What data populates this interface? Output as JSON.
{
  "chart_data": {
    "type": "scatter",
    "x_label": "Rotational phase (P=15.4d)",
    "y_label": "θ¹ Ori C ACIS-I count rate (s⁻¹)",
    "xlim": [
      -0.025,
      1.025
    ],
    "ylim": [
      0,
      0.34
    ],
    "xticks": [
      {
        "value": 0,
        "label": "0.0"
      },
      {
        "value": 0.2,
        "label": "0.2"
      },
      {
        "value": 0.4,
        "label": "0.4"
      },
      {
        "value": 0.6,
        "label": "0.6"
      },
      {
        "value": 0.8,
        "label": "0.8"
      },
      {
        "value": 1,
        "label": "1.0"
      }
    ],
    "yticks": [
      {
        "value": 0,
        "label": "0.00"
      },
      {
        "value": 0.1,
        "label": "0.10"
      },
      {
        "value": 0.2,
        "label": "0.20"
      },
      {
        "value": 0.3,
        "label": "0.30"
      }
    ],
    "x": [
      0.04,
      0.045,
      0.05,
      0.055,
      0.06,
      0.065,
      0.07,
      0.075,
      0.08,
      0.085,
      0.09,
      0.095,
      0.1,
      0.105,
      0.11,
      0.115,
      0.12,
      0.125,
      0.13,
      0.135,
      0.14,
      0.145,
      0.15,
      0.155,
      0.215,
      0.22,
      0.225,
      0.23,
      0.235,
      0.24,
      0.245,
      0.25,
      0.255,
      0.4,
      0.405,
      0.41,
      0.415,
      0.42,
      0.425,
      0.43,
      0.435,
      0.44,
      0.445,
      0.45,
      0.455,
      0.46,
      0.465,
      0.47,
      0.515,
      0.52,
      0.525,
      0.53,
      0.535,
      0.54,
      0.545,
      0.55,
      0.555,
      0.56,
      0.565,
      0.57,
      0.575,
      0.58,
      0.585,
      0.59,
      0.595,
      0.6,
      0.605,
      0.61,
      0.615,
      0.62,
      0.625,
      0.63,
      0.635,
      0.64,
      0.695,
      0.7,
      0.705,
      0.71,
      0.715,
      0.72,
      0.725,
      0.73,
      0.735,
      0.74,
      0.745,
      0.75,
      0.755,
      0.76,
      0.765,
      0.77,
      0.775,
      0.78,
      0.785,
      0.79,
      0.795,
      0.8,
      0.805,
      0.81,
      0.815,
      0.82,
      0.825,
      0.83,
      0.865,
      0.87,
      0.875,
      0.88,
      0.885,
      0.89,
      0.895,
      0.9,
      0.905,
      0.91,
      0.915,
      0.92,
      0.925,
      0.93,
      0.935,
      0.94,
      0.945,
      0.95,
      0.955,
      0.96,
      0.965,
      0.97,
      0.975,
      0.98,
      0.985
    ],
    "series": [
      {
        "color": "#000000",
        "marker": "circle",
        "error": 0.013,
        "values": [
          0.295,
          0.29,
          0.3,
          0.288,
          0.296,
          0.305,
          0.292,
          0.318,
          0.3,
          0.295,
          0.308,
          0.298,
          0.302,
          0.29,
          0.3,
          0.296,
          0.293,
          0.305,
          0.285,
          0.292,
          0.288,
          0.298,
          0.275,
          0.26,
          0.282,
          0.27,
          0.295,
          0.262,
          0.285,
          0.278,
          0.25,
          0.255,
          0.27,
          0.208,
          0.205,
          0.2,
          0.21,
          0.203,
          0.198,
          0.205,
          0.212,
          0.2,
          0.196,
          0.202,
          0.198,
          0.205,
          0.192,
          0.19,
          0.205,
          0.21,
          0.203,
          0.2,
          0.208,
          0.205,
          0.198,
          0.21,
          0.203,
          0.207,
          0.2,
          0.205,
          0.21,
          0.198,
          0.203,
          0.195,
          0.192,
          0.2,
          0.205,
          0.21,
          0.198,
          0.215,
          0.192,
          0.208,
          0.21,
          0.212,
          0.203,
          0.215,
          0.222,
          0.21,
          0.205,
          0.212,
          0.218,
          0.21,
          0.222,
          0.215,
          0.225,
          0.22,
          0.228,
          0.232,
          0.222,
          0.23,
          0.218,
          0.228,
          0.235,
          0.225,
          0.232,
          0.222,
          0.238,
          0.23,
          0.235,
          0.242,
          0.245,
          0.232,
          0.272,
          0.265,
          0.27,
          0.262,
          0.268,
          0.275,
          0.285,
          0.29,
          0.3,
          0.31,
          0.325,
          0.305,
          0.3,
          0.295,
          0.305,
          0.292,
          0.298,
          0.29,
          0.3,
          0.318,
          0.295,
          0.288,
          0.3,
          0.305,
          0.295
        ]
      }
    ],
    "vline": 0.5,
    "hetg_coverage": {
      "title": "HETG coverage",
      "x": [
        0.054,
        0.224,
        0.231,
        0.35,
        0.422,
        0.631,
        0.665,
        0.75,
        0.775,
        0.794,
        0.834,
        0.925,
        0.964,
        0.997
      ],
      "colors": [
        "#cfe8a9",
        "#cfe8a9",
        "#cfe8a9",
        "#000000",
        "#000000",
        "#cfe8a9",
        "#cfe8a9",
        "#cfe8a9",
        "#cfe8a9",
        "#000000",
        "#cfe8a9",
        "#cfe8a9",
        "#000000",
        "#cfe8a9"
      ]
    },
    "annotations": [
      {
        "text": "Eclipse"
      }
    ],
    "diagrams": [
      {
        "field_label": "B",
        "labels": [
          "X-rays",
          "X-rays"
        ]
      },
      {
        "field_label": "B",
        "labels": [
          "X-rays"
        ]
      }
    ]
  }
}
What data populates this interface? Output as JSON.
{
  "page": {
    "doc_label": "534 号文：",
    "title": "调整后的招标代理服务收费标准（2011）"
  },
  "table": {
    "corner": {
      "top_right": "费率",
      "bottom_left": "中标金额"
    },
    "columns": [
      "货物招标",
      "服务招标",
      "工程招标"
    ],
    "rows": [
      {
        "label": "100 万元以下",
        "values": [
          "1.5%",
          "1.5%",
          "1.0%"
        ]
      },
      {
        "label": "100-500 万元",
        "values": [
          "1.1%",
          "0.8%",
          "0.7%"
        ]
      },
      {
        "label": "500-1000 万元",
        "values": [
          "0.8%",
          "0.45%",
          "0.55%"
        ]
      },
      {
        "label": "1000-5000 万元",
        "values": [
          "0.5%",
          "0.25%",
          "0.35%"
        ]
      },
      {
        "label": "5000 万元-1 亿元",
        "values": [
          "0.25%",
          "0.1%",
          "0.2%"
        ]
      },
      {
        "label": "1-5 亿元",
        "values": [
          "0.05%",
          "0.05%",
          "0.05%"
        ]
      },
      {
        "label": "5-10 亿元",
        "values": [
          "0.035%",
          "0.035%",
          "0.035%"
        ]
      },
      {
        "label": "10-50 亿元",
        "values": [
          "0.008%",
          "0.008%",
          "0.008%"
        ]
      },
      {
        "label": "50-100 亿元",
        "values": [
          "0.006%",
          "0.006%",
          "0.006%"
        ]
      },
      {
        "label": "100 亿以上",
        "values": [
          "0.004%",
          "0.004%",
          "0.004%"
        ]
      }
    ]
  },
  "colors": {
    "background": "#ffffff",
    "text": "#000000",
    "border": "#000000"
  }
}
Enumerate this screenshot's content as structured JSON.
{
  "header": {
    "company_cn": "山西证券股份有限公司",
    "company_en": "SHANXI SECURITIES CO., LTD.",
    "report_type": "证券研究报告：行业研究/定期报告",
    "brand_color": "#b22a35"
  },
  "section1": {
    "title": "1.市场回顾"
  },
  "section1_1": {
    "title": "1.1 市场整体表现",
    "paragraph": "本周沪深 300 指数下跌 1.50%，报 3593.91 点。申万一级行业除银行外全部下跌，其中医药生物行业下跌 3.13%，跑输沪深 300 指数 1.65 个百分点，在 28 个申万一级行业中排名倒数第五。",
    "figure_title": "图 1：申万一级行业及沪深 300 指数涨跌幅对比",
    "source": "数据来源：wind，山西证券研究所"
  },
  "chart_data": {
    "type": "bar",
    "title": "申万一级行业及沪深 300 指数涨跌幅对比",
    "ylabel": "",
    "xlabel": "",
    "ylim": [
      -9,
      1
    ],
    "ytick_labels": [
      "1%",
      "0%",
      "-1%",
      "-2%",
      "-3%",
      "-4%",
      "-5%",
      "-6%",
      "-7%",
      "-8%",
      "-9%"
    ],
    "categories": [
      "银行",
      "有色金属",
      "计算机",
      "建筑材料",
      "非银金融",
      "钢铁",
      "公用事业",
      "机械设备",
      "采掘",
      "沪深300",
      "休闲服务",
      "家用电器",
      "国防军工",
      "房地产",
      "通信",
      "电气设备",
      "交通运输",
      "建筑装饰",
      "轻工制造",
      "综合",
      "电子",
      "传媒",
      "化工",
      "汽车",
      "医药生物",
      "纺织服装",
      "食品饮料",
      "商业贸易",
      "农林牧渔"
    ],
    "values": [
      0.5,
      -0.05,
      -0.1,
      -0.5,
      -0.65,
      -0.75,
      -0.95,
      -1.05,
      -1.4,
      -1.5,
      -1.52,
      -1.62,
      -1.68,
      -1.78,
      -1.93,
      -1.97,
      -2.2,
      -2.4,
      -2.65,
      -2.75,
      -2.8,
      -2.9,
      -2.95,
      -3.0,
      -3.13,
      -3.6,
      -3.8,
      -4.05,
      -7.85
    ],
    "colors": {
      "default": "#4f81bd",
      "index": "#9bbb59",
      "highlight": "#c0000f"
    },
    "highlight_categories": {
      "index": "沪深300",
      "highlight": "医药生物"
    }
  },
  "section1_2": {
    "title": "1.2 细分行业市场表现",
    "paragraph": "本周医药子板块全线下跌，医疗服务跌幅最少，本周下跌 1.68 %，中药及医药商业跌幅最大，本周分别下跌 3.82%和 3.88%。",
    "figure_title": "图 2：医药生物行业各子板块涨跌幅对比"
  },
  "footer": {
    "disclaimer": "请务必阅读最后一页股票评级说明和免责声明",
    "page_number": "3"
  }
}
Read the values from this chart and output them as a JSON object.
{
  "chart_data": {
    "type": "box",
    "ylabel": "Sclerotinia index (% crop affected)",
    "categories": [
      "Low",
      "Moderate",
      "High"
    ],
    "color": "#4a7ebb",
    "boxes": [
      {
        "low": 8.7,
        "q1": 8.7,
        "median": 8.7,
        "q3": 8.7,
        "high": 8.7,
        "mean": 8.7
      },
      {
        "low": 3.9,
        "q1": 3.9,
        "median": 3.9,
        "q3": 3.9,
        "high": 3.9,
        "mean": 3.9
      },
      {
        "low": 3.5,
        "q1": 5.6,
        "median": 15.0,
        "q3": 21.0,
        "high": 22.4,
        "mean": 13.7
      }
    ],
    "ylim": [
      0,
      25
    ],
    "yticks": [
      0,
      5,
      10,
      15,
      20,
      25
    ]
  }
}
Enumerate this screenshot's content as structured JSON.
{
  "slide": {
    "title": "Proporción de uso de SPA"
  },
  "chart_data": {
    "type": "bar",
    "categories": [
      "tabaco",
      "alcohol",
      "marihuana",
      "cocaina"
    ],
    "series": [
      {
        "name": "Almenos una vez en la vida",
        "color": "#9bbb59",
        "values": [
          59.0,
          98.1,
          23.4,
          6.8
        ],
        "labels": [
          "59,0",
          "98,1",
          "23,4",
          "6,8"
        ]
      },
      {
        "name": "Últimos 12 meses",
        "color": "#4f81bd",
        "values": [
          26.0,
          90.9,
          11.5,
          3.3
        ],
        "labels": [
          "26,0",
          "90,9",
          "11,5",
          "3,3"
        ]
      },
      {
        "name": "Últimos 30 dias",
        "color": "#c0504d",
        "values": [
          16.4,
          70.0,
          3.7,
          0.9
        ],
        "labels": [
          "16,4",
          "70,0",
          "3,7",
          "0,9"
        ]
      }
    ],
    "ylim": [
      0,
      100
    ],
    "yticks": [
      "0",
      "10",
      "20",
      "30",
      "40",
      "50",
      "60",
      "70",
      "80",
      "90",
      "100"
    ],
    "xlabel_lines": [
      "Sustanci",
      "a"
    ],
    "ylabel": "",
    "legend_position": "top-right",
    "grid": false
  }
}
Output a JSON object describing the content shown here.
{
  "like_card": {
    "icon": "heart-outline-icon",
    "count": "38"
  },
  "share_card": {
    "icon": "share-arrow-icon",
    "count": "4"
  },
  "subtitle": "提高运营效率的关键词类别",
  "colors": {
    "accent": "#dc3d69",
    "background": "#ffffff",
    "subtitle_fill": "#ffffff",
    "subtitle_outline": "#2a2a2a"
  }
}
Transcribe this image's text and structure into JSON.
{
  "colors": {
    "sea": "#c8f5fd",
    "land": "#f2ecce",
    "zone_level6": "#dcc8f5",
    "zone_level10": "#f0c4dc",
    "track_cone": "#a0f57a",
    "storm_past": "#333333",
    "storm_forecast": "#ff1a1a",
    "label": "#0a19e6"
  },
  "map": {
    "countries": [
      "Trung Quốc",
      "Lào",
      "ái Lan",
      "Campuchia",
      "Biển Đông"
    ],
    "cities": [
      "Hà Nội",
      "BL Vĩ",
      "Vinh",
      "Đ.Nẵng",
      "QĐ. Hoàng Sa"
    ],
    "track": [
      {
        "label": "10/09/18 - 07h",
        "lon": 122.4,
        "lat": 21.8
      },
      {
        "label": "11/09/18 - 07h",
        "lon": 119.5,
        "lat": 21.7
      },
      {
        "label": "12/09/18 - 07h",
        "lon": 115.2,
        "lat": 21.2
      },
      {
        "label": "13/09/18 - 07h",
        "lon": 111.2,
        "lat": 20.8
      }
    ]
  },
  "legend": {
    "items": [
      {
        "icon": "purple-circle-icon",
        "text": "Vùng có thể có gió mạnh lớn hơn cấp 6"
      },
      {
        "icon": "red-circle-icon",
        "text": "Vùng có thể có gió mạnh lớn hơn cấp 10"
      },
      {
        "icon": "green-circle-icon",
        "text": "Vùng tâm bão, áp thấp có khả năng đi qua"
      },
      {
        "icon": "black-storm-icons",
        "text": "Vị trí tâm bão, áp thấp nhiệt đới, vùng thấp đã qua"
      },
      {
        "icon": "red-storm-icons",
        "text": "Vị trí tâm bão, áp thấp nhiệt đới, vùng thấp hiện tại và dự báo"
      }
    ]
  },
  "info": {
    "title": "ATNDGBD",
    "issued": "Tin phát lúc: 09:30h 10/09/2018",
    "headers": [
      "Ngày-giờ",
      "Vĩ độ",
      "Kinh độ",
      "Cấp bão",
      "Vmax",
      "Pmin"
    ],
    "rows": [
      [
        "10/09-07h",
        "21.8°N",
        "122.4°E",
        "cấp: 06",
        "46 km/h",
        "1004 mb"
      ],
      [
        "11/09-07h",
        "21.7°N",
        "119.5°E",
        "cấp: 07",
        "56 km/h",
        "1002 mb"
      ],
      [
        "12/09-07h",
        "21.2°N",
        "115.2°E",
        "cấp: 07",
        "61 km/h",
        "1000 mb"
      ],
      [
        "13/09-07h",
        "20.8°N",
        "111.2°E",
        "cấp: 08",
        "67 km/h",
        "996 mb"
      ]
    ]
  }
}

• • • •

# Task to complete
Report each line in the data that holds the word "text".

# Answer to the problem
        "text": "Eclipse"
    "text": "#000000",
Transcribe this image's text and structure into JSON.
        "text": "Vùng có thể có gió mạnh lớn hơn cấp 6"
        "text": "Vùng có thể có gió mạnh lớn hơn cấp 10"
        "text": "Vùng tâm bão, áp thấp có khả năng đi qua"
        "text": "Vị trí tâm bão, áp thấp nhiệt đới, vùng thấp đã qua"
        "text": "Vị trí tâm bão, áp thấp nhiệt đới, vùng thấp hiện tại và dự báo"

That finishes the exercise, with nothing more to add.